--- Work required ---
Please reproduce every row below word for word, with no changes.

--- Provided records ---
* * * *
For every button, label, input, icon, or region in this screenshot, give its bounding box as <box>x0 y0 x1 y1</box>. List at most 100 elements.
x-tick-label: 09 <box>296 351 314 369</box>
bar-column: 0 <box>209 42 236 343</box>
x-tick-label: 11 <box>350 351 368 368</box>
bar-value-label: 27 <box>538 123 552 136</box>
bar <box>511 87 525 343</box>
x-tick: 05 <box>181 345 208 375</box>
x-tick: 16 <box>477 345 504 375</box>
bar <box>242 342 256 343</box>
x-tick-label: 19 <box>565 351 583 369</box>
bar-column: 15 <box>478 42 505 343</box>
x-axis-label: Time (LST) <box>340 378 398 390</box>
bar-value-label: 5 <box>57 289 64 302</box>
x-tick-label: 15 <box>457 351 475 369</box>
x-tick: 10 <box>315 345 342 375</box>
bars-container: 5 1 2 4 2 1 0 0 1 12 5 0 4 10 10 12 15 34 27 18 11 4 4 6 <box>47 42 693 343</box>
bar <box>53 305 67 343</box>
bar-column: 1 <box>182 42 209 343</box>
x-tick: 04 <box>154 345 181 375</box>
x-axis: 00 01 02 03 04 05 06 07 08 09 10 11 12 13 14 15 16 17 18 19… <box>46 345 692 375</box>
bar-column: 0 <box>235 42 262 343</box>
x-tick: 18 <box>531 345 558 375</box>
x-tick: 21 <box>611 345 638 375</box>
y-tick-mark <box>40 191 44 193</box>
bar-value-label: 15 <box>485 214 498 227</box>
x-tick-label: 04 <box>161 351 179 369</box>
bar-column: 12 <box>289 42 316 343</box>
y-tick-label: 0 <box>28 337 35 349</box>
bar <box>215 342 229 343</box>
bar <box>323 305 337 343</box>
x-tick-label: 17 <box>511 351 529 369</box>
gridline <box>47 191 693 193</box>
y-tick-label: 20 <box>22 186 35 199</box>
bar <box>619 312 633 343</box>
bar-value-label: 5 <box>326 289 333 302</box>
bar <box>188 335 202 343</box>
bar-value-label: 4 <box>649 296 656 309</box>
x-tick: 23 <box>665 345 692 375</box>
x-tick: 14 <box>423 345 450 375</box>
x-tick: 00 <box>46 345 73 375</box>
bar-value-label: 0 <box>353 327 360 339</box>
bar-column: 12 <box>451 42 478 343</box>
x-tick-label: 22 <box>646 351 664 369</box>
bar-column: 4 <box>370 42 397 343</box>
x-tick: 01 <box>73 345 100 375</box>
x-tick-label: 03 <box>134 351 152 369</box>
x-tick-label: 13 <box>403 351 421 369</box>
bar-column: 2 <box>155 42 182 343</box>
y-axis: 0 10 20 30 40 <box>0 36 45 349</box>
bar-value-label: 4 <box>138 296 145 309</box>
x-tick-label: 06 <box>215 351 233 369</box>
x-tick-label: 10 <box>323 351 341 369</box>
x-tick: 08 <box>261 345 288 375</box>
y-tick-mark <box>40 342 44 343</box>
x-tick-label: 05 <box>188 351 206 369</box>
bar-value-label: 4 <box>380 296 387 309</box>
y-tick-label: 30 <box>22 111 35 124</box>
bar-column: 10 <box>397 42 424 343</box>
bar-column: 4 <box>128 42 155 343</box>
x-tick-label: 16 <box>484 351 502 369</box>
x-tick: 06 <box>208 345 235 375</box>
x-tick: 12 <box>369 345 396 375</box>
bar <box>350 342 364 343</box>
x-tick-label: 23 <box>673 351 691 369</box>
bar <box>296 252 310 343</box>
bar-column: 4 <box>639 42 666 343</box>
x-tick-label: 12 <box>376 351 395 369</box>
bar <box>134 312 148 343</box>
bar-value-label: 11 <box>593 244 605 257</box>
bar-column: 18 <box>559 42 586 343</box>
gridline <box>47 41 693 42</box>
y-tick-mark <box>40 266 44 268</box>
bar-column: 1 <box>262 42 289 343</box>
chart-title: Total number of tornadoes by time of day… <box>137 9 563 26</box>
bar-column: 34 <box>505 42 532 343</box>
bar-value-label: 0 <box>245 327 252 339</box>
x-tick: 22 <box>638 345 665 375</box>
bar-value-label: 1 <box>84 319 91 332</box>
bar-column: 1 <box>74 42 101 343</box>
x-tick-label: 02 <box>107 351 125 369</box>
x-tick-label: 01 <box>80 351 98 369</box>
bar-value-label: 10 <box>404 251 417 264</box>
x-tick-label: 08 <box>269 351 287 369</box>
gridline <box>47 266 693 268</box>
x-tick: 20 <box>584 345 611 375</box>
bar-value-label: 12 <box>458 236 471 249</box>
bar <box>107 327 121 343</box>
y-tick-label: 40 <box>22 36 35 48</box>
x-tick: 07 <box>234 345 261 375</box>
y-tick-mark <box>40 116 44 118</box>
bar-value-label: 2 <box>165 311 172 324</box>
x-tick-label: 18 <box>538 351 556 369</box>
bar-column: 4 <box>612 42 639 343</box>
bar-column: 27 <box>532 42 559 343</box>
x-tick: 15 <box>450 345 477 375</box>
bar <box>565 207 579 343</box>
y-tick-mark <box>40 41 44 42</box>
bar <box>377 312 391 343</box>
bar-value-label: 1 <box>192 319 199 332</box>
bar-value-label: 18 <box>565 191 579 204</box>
* * * *
--- Task result ---
For every button, label, input, icon, or region in this screenshot, give its bounding box as <box>x0 y0 x1 y1</box>. List at most 100 elements.
x-tick-label: 09 <box>296 351 314 369</box>
bar-column: 0 <box>209 42 236 343</box>
x-tick-label: 11 <box>350 351 368 368</box>
bar-value-label: 27 <box>538 123 552 136</box>
bar <box>511 87 525 343</box>
x-tick: 05 <box>181 345 208 375</box>
x-tick: 16 <box>477 345 504 375</box>
bar <box>242 342 256 343</box>
x-tick-label: 19 <box>565 351 583 369</box>
bar-column: 15 <box>478 42 505 343</box>
x-axis-label: Time (LST) <box>340 378 398 390</box>
bar-value-label: 5 <box>57 289 64 302</box>
x-tick-label: 15 <box>457 351 475 369</box>
x-tick: 10 <box>315 345 342 375</box>
bars-container: 5 1 2 4 2 1 0 0 1 12 5 0 4 10 10 12 15 34 27 18 11 4 4 6 <box>47 42 693 343</box>
bar <box>53 305 67 343</box>
bar-column: 1 <box>182 42 209 343</box>
x-tick: 04 <box>154 345 181 375</box>
x-axis: 00 01 02 03 04 05 06 07 08 09 10 11 12 13 14 15 16 17 18 19… <box>46 345 692 375</box>
bar-column: 0 <box>235 42 262 343</box>
x-tick: 18 <box>531 345 558 375</box>
x-tick: 21 <box>611 345 638 375</box>
y-tick-mark <box>40 191 44 193</box>
bar-value-label: 15 <box>485 214 498 227</box>
x-tick-label: 04 <box>161 351 179 369</box>
bar-column: 12 <box>289 42 316 343</box>
y-tick-label: 0 <box>28 337 35 349</box>
bar <box>215 342 229 343</box>
bar <box>323 305 337 343</box>
x-tick-label: 17 <box>511 351 529 369</box>
gridline <box>47 191 693 193</box>
y-tick-label: 20 <box>22 186 35 199</box>
bar <box>619 312 633 343</box>
bar-value-label: 5 <box>326 289 333 302</box>
bar <box>188 335 202 343</box>
bar-value-label: 4 <box>649 296 656 309</box>
x-tick: 23 <box>665 345 692 375</box>
x-tick: 14 <box>423 345 450 375</box>
x-tick: 00 <box>46 345 73 375</box>
bar-value-label: 0 <box>353 327 360 339</box>
bar-column: 12 <box>451 42 478 343</box>
x-tick-label: 22 <box>646 351 664 369</box>
bar-column: 4 <box>370 42 397 343</box>
x-tick: 01 <box>73 345 100 375</box>
x-tick-label: 03 <box>134 351 152 369</box>
x-tick-label: 13 <box>403 351 421 369</box>
bar-column: 2 <box>155 42 182 343</box>
y-axis: 0 10 20 30 40 <box>0 36 45 349</box>
bar-value-label: 4 <box>138 296 145 309</box>
x-tick-label: 06 <box>215 351 233 369</box>
x-tick-label: 10 <box>323 351 341 369</box>
x-tick: 08 <box>261 345 288 375</box>
y-tick-mark <box>40 342 44 343</box>
x-tick-label: 05 <box>188 351 206 369</box>
bar-value-label: 4 <box>380 296 387 309</box>
y-tick-label: 30 <box>22 111 35 124</box>
bar-column: 10 <box>397 42 424 343</box>
bar-column: 4 <box>128 42 155 343</box>
x-tick-label: 16 <box>484 351 502 369</box>
x-tick: 06 <box>208 345 235 375</box>
x-tick: 12 <box>369 345 396 375</box>
bar <box>350 342 364 343</box>
x-tick-label: 23 <box>673 351 691 369</box>
bar <box>296 252 310 343</box>
bar-column: 4 <box>639 42 666 343</box>
x-tick-label: 12 <box>376 351 395 369</box>
bar <box>134 312 148 343</box>
bar-value-label: 11 <box>593 244 605 257</box>
bar-column: 18 <box>559 42 586 343</box>
gridline <box>47 41 693 42</box>
y-tick-mark <box>40 266 44 268</box>
bar-column: 1 <box>262 42 289 343</box>
chart-title: Total number of tornadoes by time of day… <box>137 9 563 26</box>
bar-column: 34 <box>505 42 532 343</box>
bar-value-label: 0 <box>245 327 252 339</box>
x-tick: 22 <box>638 345 665 375</box>
bar-value-label: 1 <box>84 319 91 332</box>
bar-column: 1 <box>74 42 101 343</box>
x-tick-label: 02 <box>107 351 125 369</box>
x-tick-label: 01 <box>80 351 98 369</box>
bar-value-label: 10 <box>404 251 417 264</box>
x-tick-label: 08 <box>269 351 287 369</box>
gridline <box>47 266 693 268</box>
x-tick: 20 <box>584 345 611 375</box>
bar-value-label: 12 <box>458 236 471 249</box>
bar <box>107 327 121 343</box>
y-tick-label: 40 <box>22 36 35 48</box>
x-tick: 07 <box>234 345 261 375</box>
y-tick-mark <box>40 116 44 118</box>
bar-value-label: 2 <box>165 311 172 324</box>
x-tick-label: 18 <box>538 351 556 369</box>
bar-column: 4 <box>612 42 639 343</box>
bar-column: 27 <box>532 42 559 343</box>
x-tick: 15 <box>450 345 477 375</box>
bar <box>565 207 579 343</box>
y-tick-mark <box>40 41 44 42</box>
bar <box>377 312 391 343</box>
bar-value-label: 1 <box>192 319 199 332</box>
bar-value-label: 18 <box>565 191 579 204</box>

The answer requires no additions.